What the exercise asks: Set down each line of the material that follows, exactly, with no pictures.

--*--

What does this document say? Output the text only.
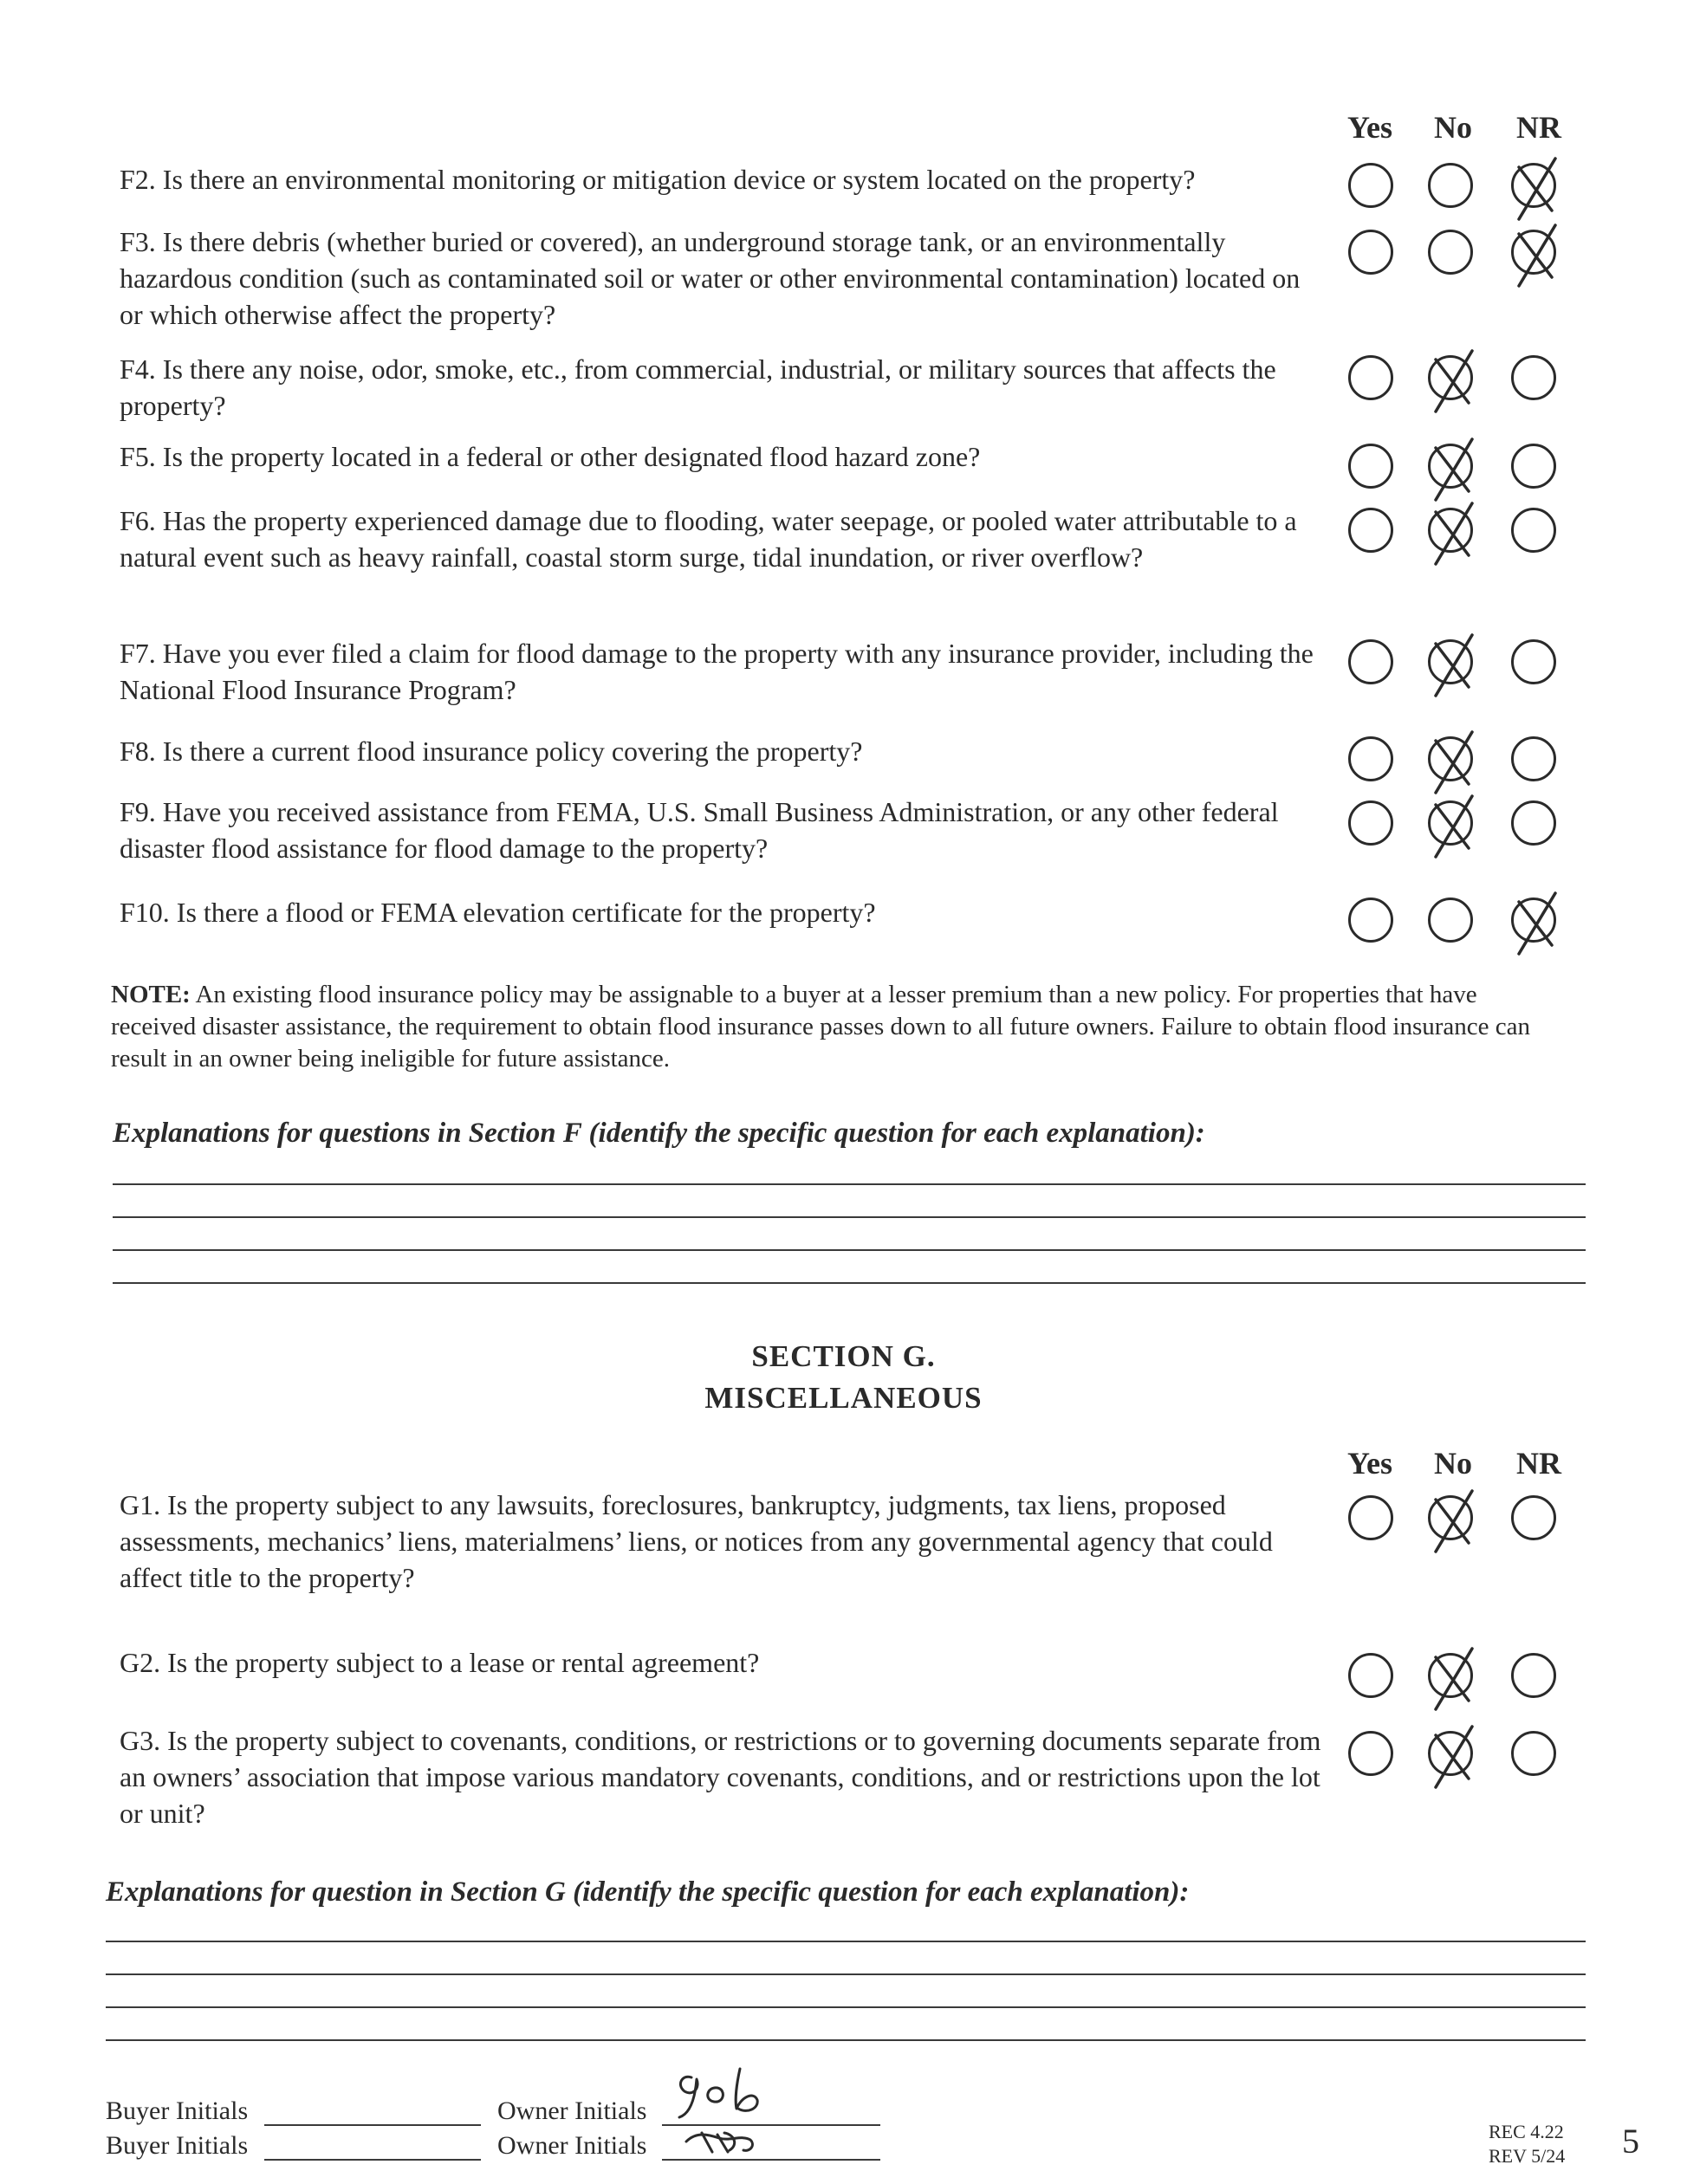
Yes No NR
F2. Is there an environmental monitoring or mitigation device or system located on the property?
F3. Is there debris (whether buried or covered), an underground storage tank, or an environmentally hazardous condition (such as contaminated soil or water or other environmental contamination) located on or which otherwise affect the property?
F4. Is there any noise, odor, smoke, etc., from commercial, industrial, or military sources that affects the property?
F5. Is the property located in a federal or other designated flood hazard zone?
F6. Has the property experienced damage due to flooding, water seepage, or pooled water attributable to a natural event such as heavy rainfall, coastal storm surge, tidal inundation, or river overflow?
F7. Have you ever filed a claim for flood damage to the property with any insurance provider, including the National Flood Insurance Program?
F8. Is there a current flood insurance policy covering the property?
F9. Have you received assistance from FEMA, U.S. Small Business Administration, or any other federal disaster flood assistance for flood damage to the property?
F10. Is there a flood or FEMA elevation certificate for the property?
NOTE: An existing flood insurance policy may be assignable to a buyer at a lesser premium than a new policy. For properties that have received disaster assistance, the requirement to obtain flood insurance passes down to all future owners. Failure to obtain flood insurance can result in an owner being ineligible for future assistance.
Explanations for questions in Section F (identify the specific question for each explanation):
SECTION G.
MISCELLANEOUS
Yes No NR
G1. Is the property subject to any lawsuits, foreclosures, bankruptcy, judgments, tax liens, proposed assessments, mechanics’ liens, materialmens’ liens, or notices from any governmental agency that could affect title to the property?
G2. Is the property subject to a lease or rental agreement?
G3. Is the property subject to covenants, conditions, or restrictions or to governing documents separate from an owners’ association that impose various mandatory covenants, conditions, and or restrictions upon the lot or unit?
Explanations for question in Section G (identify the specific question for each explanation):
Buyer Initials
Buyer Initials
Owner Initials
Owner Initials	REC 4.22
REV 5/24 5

--*--

Full response:
What does this document say? Output the text only.
Yes No NR
F2. Is there an environmental monitoring or mitigation device or system located on the property?
F3. Is there debris (whether buried or covered), an underground storage tank, or an environmentally hazardous condition (such as contaminated soil or water or other environmental contamination) located on or which otherwise affect the property?
F4. Is there any noise, odor, smoke, etc., from commercial, industrial, or military sources that affects the property?
F5. Is the property located in a federal or other designated flood hazard zone?
F6. Has the property experienced damage due to flooding, water seepage, or pooled water attributable to a natural event such as heavy rainfall, coastal storm surge, tidal inundation, or river overflow?
F7. Have you ever filed a claim for flood damage to the property with any insurance provider, including the National Flood Insurance Program?
F8. Is there a current flood insurance policy covering the property?
F9. Have you received assistance from FEMA, U.S. Small Business Administration, or any other federal disaster flood assistance for flood damage to the property?
F10. Is there a flood or FEMA elevation certificate for the property?
NOTE: An existing flood insurance policy may be assignable to a buyer at a lesser premium than a new policy. For properties that have received disaster assistance, the requirement to obtain flood insurance passes down to all future owners. Failure to obtain flood insurance can result in an owner being ineligible for future assistance.
Explanations for questions in Section F (identify the specific question for each explanation):
SECTION G.
MISCELLANEOUS
Yes No NR
G1. Is the property subject to any lawsuits, foreclosures, bankruptcy, judgments, tax liens, proposed assessments, mechanics’ liens, materialmens’ liens, or notices from any governmental agency that could affect title to the property?
G2. Is the property subject to a lease or rental agreement?
G3. Is the property subject to covenants, conditions, or restrictions or to governing documents separate from an owners’ association that impose various mandatory covenants, conditions, and or restrictions upon the lot or unit?
Explanations for question in Section G (identify the specific question for each explanation):
Buyer Initials
Buyer Initials
Owner Initials
Owner Initials	REC 4.22
REV 5/24 5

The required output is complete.